Data entries for graphics:
Start

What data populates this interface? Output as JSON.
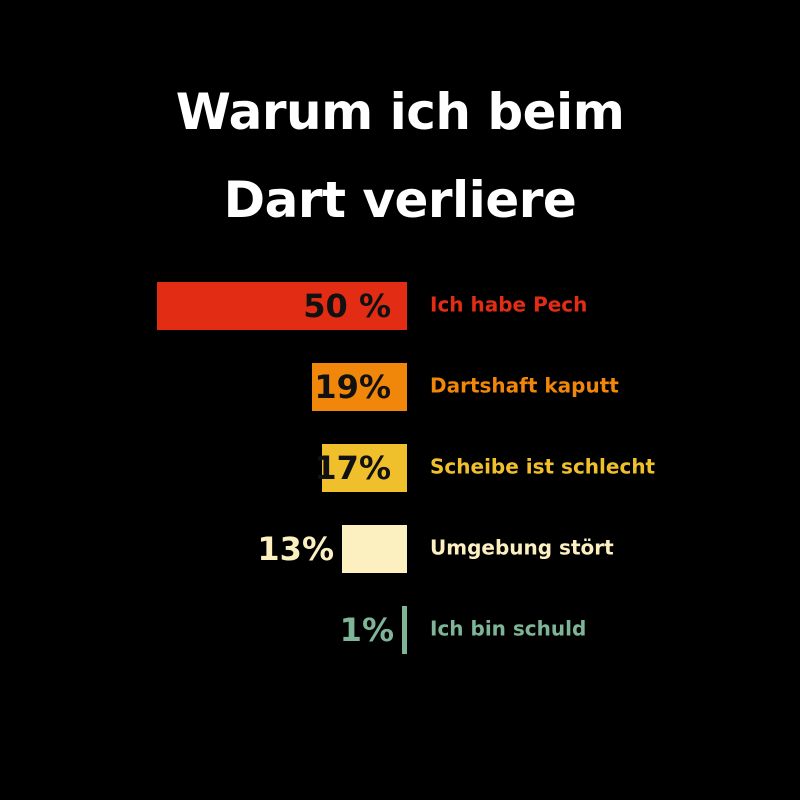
{
  "chart_data": {
    "type": "bar",
    "title": "Warum ich beim Dart verliere",
    "categories": [
      "Ich habe Pech",
      "Dartshaft kaputt",
      "Scheibe ist schlecht",
      "Umgebung stört",
      "Ich bin schuld"
    ],
    "values": [
      50,
      19,
      17,
      13,
      1
    ],
    "value_labels": [
      "50 %",
      "19%",
      "17%",
      "13%",
      "1%"
    ],
    "colors": [
      "#e22d14",
      "#f0860a",
      "#f0c02c",
      "#fcefc0",
      "#7db596"
    ]
  }
}
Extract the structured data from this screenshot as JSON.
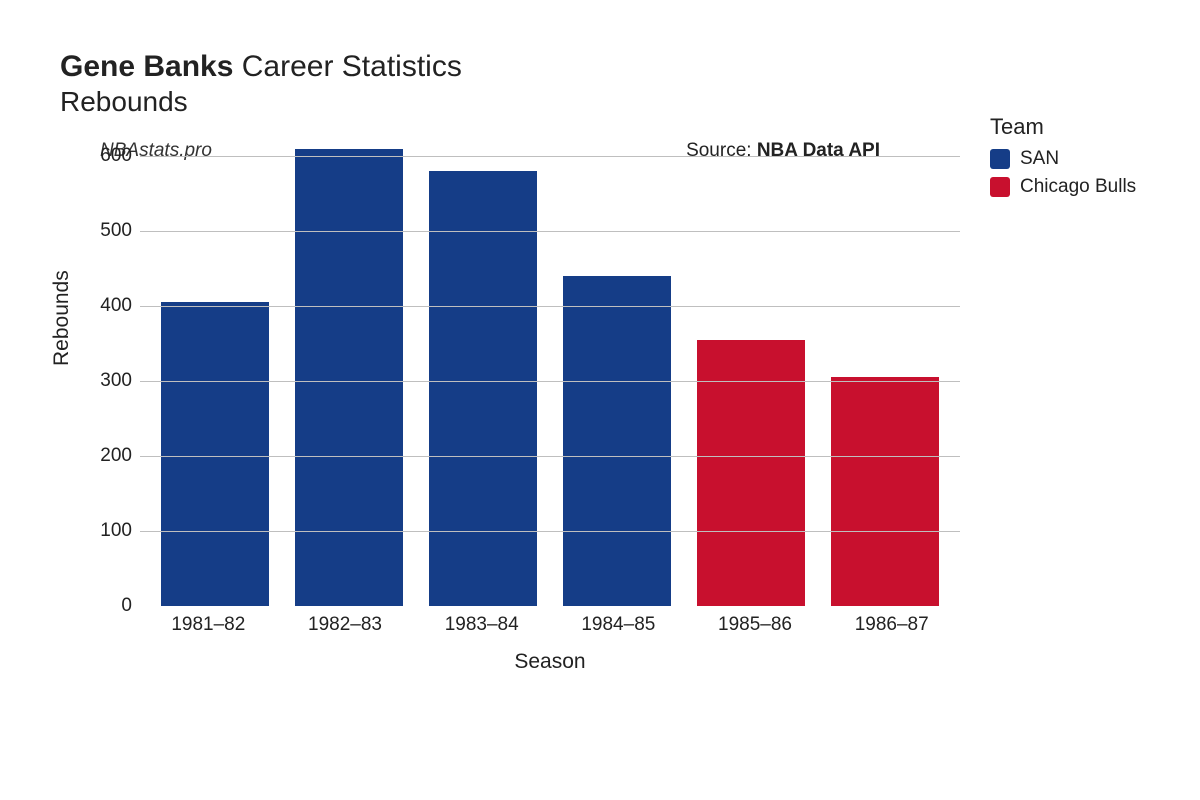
{
  "title": {
    "bold_part": "Gene Banks",
    "rest_part": " Career Statistics",
    "subtitle": "Rebounds",
    "fontsize_main": 30,
    "fontsize_sub": 28
  },
  "header": {
    "site_label": "NBAstats.pro",
    "source_prefix": "Source: ",
    "source_bold": "NBA Data API"
  },
  "chart": {
    "type": "bar",
    "x_axis_title": "Season",
    "y_axis_title": "Rebounds",
    "categories": [
      "1981–82",
      "1982–83",
      "1983–84",
      "1984–85",
      "1985–86",
      "1986–87"
    ],
    "values": [
      405,
      610,
      580,
      440,
      355,
      305
    ],
    "bar_colors": [
      "#153d87",
      "#153d87",
      "#153d87",
      "#153d87",
      "#c8102e",
      "#c8102e"
    ],
    "teams": [
      "SAN",
      "SAN",
      "SAN",
      "SAN",
      "Chicago Bulls",
      "Chicago Bulls"
    ],
    "y_ticks": [
      0,
      100,
      200,
      300,
      400,
      500,
      600
    ],
    "y_max": 640,
    "background_color": "#ffffff",
    "grid_color": "#bfbfbf",
    "bar_width_ratio": 0.88,
    "tick_fontsize": 19,
    "axis_title_fontsize": 21
  },
  "legend": {
    "title": "Team",
    "items": [
      {
        "label": "SAN",
        "color": "#153d87"
      },
      {
        "label": "Chicago Bulls",
        "color": "#c8102e"
      }
    ],
    "title_fontsize": 22,
    "label_fontsize": 19
  }
}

End

WHAT YOU NEED TO DO: Except for the pictures, give all the material above again verbatim.

THE SOLUTION:
What data populates this interface? Output as JSON.
{
  "chart_data": {
    "type": "bar",
    "title": "Warum ich beim Dart verliere",
    "categories": [
      "Ich habe Pech",
      "Dartshaft kaputt",
      "Scheibe ist schlecht",
      "Umgebung stört",
      "Ich bin schuld"
    ],
    "values": [
      50,
      19,
      17,
      13,
      1
    ],
    "value_labels": [
      "50 %",
      "19%",
      "17%",
      "13%",
      "1%"
    ],
    "colors": [
      "#e22d14",
      "#f0860a",
      "#f0c02c",
      "#fcefc0",
      "#7db596"
    ]
  }
}
Extract the structured data from this screenshot as JSON.
{
  "title": {
    "bold_part": "Gene Banks",
    "rest_part": " Career Statistics",
    "subtitle": "Rebounds",
    "fontsize_main": 30,
    "fontsize_sub": 28
  },
  "header": {
    "site_label": "NBAstats.pro",
    "source_prefix": "Source: ",
    "source_bold": "NBA Data API"
  },
  "chart": {
    "type": "bar",
    "x_axis_title": "Season",
    "y_axis_title": "Rebounds",
    "categories": [
      "1981–82",
      "1982–83",
      "1983–84",
      "1984–85",
      "1985–86",
      "1986–87"
    ],
    "values": [
      405,
      610,
      580,
      440,
      355,
      305
    ],
    "bar_colors": [
      "#153d87",
      "#153d87",
      "#153d87",
      "#153d87",
      "#c8102e",
      "#c8102e"
    ],
    "teams": [
      "SAN",
      "SAN",
      "SAN",
      "SAN",
      "Chicago Bulls",
      "Chicago Bulls"
    ],
    "y_ticks": [
      0,
      100,
      200,
      300,
      400,
      500,
      600
    ],
    "y_max": 640,
    "background_color": "#ffffff",
    "grid_color": "#bfbfbf",
    "bar_width_ratio": 0.88,
    "tick_fontsize": 19,
    "axis_title_fontsize": 21
  },
  "legend": {
    "title": "Team",
    "items": [
      {
        "label": "SAN",
        "color": "#153d87"
      },
      {
        "label": "Chicago Bulls",
        "color": "#c8102e"
      }
    ],
    "title_fontsize": 22,
    "label_fontsize": 19
  }
}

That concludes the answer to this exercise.